● **Given instruction**
Extract the full listing verbatim and drop any pictures from your copy.

--- BEGIN ---

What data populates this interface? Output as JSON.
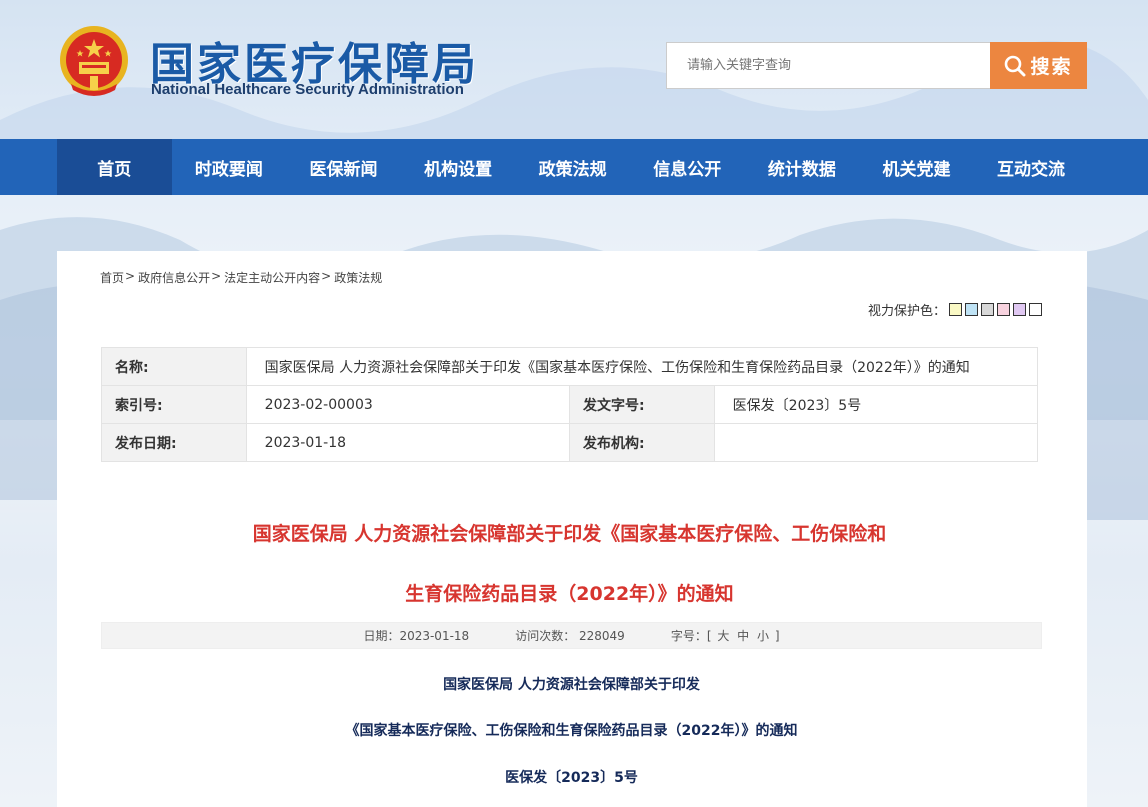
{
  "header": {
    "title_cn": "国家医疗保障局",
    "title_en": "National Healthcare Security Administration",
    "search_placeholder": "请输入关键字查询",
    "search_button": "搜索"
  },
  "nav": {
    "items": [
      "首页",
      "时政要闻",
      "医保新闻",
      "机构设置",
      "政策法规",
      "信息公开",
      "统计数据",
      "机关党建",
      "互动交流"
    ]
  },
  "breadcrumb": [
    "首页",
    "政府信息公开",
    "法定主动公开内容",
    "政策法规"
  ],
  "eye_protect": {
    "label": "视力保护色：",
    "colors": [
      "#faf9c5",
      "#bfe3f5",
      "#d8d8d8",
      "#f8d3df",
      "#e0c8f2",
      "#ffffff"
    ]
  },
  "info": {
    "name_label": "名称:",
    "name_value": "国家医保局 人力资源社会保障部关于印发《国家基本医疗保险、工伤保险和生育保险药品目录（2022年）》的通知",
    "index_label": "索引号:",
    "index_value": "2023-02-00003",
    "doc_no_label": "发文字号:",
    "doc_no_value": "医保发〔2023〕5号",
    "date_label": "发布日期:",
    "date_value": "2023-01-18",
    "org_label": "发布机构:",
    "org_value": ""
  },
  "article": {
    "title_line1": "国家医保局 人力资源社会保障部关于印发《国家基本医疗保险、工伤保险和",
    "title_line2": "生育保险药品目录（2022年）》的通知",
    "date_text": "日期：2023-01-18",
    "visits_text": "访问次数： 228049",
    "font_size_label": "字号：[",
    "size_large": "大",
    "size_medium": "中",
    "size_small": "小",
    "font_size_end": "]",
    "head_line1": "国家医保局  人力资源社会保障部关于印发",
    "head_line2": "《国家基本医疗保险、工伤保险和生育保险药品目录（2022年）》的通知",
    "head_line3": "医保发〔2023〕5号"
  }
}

--- END ---

● **Task solution**
What data populates this interface? Output as JSON.
{
  "header": {
    "title_cn": "国家医疗保障局",
    "title_en": "National Healthcare Security Administration",
    "search_placeholder": "请输入关键字查询",
    "search_button": "搜索"
  },
  "nav": {
    "items": [
      "首页",
      "时政要闻",
      "医保新闻",
      "机构设置",
      "政策法规",
      "信息公开",
      "统计数据",
      "机关党建",
      "互动交流"
    ]
  },
  "breadcrumb": [
    "首页",
    "政府信息公开",
    "法定主动公开内容",
    "政策法规"
  ],
  "eye_protect": {
    "label": "视力保护色：",
    "colors": [
      "#faf9c5",
      "#bfe3f5",
      "#d8d8d8",
      "#f8d3df",
      "#e0c8f2",
      "#ffffff"
    ]
  },
  "info": {
    "name_label": "名称:",
    "name_value": "国家医保局 人力资源社会保障部关于印发《国家基本医疗保险、工伤保险和生育保险药品目录（2022年）》的通知",
    "index_label": "索引号:",
    "index_value": "2023-02-00003",
    "doc_no_label": "发文字号:",
    "doc_no_value": "医保发〔2023〕5号",
    "date_label": "发布日期:",
    "date_value": "2023-01-18",
    "org_label": "发布机构:",
    "org_value": ""
  },
  "article": {
    "title_line1": "国家医保局 人力资源社会保障部关于印发《国家基本医疗保险、工伤保险和",
    "title_line2": "生育保险药品目录（2022年）》的通知",
    "date_text": "日期：2023-01-18",
    "visits_text": "访问次数： 228049",
    "font_size_label": "字号：[",
    "size_large": "大",
    "size_medium": "中",
    "size_small": "小",
    "font_size_end": "]",
    "head_line1": "国家医保局  人力资源社会保障部关于印发",
    "head_line2": "《国家基本医疗保险、工伤保险和生育保险药品目录（2022年）》的通知",
    "head_line3": "医保发〔2023〕5号"
  }
}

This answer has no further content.